TASK REQUIREMENTS: Return all of the entries exactly, with nothing added or left out.

RECORD EXCERPTS:
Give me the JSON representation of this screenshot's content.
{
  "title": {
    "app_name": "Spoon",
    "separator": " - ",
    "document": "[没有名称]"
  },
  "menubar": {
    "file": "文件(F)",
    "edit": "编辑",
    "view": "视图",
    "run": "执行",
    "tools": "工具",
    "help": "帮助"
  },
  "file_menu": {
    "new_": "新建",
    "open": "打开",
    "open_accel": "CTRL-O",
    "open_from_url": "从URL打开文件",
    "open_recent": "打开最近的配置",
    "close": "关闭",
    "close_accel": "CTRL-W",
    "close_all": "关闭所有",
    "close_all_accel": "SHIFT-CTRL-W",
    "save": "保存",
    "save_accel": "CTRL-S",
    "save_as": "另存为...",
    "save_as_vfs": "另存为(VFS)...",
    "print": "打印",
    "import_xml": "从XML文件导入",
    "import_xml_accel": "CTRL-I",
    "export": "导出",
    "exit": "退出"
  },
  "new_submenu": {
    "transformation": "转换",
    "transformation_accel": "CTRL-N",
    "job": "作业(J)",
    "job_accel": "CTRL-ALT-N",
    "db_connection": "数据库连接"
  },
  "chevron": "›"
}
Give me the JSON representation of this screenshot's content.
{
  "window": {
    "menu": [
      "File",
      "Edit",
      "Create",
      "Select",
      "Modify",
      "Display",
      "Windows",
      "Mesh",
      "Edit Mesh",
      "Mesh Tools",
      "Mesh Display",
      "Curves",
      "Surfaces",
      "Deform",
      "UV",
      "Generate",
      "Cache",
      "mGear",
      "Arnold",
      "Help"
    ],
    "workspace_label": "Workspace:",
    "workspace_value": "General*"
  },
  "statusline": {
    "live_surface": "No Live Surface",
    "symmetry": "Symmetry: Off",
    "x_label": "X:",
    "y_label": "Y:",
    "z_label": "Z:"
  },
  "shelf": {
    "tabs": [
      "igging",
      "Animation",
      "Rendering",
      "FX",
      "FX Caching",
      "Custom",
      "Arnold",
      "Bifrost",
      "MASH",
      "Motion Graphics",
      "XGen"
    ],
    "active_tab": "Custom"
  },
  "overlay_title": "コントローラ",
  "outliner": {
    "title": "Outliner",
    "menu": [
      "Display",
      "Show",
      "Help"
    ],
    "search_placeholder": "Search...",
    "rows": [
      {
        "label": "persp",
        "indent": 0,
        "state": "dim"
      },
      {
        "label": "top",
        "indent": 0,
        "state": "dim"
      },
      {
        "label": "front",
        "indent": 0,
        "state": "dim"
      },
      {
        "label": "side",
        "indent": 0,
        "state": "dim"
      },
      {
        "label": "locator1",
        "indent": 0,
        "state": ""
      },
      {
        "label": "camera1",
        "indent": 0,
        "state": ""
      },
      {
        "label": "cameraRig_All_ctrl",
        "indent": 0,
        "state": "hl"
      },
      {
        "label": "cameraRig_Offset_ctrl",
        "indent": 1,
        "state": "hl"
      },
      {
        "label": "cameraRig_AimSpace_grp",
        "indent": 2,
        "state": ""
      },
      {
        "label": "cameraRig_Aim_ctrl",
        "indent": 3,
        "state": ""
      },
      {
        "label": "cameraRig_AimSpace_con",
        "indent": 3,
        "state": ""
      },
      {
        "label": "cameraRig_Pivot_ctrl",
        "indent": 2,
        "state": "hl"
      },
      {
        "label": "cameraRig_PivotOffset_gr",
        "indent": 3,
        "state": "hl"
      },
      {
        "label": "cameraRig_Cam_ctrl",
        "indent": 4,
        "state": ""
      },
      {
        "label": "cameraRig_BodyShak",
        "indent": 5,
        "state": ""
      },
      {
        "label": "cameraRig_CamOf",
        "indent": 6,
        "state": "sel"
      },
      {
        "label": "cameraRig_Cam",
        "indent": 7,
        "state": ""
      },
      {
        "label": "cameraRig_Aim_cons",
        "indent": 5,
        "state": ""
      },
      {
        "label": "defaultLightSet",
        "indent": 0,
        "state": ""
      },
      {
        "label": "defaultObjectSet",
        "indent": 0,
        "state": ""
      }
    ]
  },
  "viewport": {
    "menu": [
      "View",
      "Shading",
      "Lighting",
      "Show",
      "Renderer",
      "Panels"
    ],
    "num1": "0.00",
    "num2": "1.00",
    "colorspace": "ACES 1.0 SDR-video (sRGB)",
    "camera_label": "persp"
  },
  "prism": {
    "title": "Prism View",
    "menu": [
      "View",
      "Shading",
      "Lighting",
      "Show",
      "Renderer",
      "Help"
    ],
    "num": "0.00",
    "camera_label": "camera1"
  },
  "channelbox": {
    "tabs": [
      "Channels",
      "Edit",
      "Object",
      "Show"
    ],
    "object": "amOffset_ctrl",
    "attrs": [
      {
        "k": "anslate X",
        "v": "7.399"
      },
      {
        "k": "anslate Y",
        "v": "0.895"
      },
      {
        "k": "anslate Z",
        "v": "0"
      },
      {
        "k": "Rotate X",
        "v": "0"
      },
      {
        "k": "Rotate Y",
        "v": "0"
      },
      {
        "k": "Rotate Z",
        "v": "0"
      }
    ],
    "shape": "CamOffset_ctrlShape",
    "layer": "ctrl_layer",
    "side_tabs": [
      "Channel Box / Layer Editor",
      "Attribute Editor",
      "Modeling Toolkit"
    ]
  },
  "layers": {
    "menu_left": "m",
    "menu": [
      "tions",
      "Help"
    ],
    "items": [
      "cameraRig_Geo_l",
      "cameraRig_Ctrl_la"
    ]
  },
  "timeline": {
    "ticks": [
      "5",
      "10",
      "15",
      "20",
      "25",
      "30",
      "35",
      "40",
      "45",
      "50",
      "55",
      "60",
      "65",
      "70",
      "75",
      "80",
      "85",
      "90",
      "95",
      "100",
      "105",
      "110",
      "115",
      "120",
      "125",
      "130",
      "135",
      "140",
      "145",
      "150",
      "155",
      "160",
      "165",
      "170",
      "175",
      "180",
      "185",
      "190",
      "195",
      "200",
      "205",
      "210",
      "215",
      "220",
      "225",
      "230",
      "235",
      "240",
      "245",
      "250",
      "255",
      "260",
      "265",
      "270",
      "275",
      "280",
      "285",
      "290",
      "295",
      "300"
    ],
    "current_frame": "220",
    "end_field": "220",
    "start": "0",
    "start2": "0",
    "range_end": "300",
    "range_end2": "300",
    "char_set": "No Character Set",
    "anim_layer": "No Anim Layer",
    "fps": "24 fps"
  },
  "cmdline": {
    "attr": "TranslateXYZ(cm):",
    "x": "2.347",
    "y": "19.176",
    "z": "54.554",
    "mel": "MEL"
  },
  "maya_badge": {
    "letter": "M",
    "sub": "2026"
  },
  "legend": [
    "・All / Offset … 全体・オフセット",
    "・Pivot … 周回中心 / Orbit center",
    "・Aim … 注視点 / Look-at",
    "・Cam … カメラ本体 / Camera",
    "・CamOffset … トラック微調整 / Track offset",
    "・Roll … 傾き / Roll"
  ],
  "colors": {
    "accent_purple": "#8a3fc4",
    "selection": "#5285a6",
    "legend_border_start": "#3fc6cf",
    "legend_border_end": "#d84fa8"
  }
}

CORRECT OUTPUT:
Give me the JSON representation of this screenshot's content.
{
  "title": {
    "app_name": "Spoon",
    "separator": " - ",
    "document": "[没有名称]"
  },
  "menubar": {
    "file": "文件(F)",
    "edit": "编辑",
    "view": "视图",
    "run": "执行",
    "tools": "工具",
    "help": "帮助"
  },
  "file_menu": {
    "new_": "新建",
    "open": "打开",
    "open_accel": "CTRL-O",
    "open_from_url": "从URL打开文件",
    "open_recent": "打开最近的配置",
    "close": "关闭",
    "close_accel": "CTRL-W",
    "close_all": "关闭所有",
    "close_all_accel": "SHIFT-CTRL-W",
    "save": "保存",
    "save_accel": "CTRL-S",
    "save_as": "另存为...",
    "save_as_vfs": "另存为(VFS)...",
    "print": "打印",
    "import_xml": "从XML文件导入",
    "import_xml_accel": "CTRL-I",
    "export": "导出",
    "exit": "退出"
  },
  "new_submenu": {
    "transformation": "转换",
    "transformation_accel": "CTRL-N",
    "job": "作业(J)",
    "job_accel": "CTRL-ALT-N",
    "db_connection": "数据库连接"
  },
  "chevron": "›"
}
Give me the JSON representation of this screenshot's content.
{
  "window": {
    "menu": [
      "File",
      "Edit",
      "Create",
      "Select",
      "Modify",
      "Display",
      "Windows",
      "Mesh",
      "Edit Mesh",
      "Mesh Tools",
      "Mesh Display",
      "Curves",
      "Surfaces",
      "Deform",
      "UV",
      "Generate",
      "Cache",
      "mGear",
      "Arnold",
      "Help"
    ],
    "workspace_label": "Workspace:",
    "workspace_value": "General*"
  },
  "statusline": {
    "live_surface": "No Live Surface",
    "symmetry": "Symmetry: Off",
    "x_label": "X:",
    "y_label": "Y:",
    "z_label": "Z:"
  },
  "shelf": {
    "tabs": [
      "igging",
      "Animation",
      "Rendering",
      "FX",
      "FX Caching",
      "Custom",
      "Arnold",
      "Bifrost",
      "MASH",
      "Motion Graphics",
      "XGen"
    ],
    "active_tab": "Custom"
  },
  "overlay_title": "コントローラ",
  "outliner": {
    "title": "Outliner",
    "menu": [
      "Display",
      "Show",
      "Help"
    ],
    "search_placeholder": "Search...",
    "rows": [
      {
        "label": "persp",
        "indent": 0,
        "state": "dim"
      },
      {
        "label": "top",
        "indent": 0,
        "state": "dim"
      },
      {
        "label": "front",
        "indent": 0,
        "state": "dim"
      },
      {
        "label": "side",
        "indent": 0,
        "state": "dim"
      },
      {
        "label": "locator1",
        "indent": 0,
        "state": ""
      },
      {
        "label": "camera1",
        "indent": 0,
        "state": ""
      },
      {
        "label": "cameraRig_All_ctrl",
        "indent": 0,
        "state": "hl"
      },
      {
        "label": "cameraRig_Offset_ctrl",
        "indent": 1,
        "state": "hl"
      },
      {
        "label": "cameraRig_AimSpace_grp",
        "indent": 2,
        "state": ""
      },
      {
        "label": "cameraRig_Aim_ctrl",
        "indent": 3,
        "state": ""
      },
      {
        "label": "cameraRig_AimSpace_con",
        "indent": 3,
        "state": ""
      },
      {
        "label": "cameraRig_Pivot_ctrl",
        "indent": 2,
        "state": "hl"
      },
      {
        "label": "cameraRig_PivotOffset_gr",
        "indent": 3,
        "state": "hl"
      },
      {
        "label": "cameraRig_Cam_ctrl",
        "indent": 4,
        "state": ""
      },
      {
        "label": "cameraRig_BodyShak",
        "indent": 5,
        "state": ""
      },
      {
        "label": "cameraRig_CamOf",
        "indent": 6,
        "state": "sel"
      },
      {
        "label": "cameraRig_Cam",
        "indent": 7,
        "state": ""
      },
      {
        "label": "cameraRig_Aim_cons",
        "indent": 5,
        "state": ""
      },
      {
        "label": "defaultLightSet",
        "indent": 0,
        "state": ""
      },
      {
        "label": "defaultObjectSet",
        "indent": 0,
        "state": ""
      }
    ]
  },
  "viewport": {
    "menu": [
      "View",
      "Shading",
      "Lighting",
      "Show",
      "Renderer",
      "Panels"
    ],
    "num1": "0.00",
    "num2": "1.00",
    "colorspace": "ACES 1.0 SDR-video (sRGB)",
    "camera_label": "persp"
  },
  "prism": {
    "title": "Prism View",
    "menu": [
      "View",
      "Shading",
      "Lighting",
      "Show",
      "Renderer",
      "Help"
    ],
    "num": "0.00",
    "camera_label": "camera1"
  },
  "channelbox": {
    "tabs": [
      "Channels",
      "Edit",
      "Object",
      "Show"
    ],
    "object": "amOffset_ctrl",
    "attrs": [
      {
        "k": "anslate X",
        "v": "7.399"
      },
      {
        "k": "anslate Y",
        "v": "0.895"
      },
      {
        "k": "anslate Z",
        "v": "0"
      },
      {
        "k": "Rotate X",
        "v": "0"
      },
      {
        "k": "Rotate Y",
        "v": "0"
      },
      {
        "k": "Rotate Z",
        "v": "0"
      }
    ],
    "shape": "CamOffset_ctrlShape",
    "layer": "ctrl_layer",
    "side_tabs": [
      "Channel Box / Layer Editor",
      "Attribute Editor",
      "Modeling Toolkit"
    ]
  },
  "layers": {
    "menu_left": "m",
    "menu": [
      "tions",
      "Help"
    ],
    "items": [
      "cameraRig_Geo_l",
      "cameraRig_Ctrl_la"
    ]
  },
  "timeline": {
    "ticks": [
      "5",
      "10",
      "15",
      "20",
      "25",
      "30",
      "35",
      "40",
      "45",
      "50",
      "55",
      "60",
      "65",
      "70",
      "75",
      "80",
      "85",
      "90",
      "95",
      "100",
      "105",
      "110",
      "115",
      "120",
      "125",
      "130",
      "135",
      "140",
      "145",
      "150",
      "155",
      "160",
      "165",
      "170",
      "175",
      "180",
      "185",
      "190",
      "195",
      "200",
      "205",
      "210",
      "215",
      "220",
      "225",
      "230",
      "235",
      "240",
      "245",
      "250",
      "255",
      "260",
      "265",
      "270",
      "275",
      "280",
      "285",
      "290",
      "295",
      "300"
    ],
    "current_frame": "220",
    "end_field": "220",
    "start": "0",
    "start2": "0",
    "range_end": "300",
    "range_end2": "300",
    "char_set": "No Character Set",
    "anim_layer": "No Anim Layer",
    "fps": "24 fps"
  },
  "cmdline": {
    "attr": "TranslateXYZ(cm):",
    "x": "2.347",
    "y": "19.176",
    "z": "54.554",
    "mel": "MEL"
  },
  "maya_badge": {
    "letter": "M",
    "sub": "2026"
  },
  "legend": [
    "・All / Offset … 全体・オフセット",
    "・Pivot … 周回中心 / Orbit center",
    "・Aim … 注視点 / Look-at",
    "・Cam … カメラ本体 / Camera",
    "・CamOffset … トラック微調整 / Track offset",
    "・Roll … 傾き / Roll"
  ],
  "colors": {
    "accent_purple": "#8a3fc4",
    "selection": "#5285a6",
    "legend_border_start": "#3fc6cf",
    "legend_border_end": "#d84fa8"
  }
}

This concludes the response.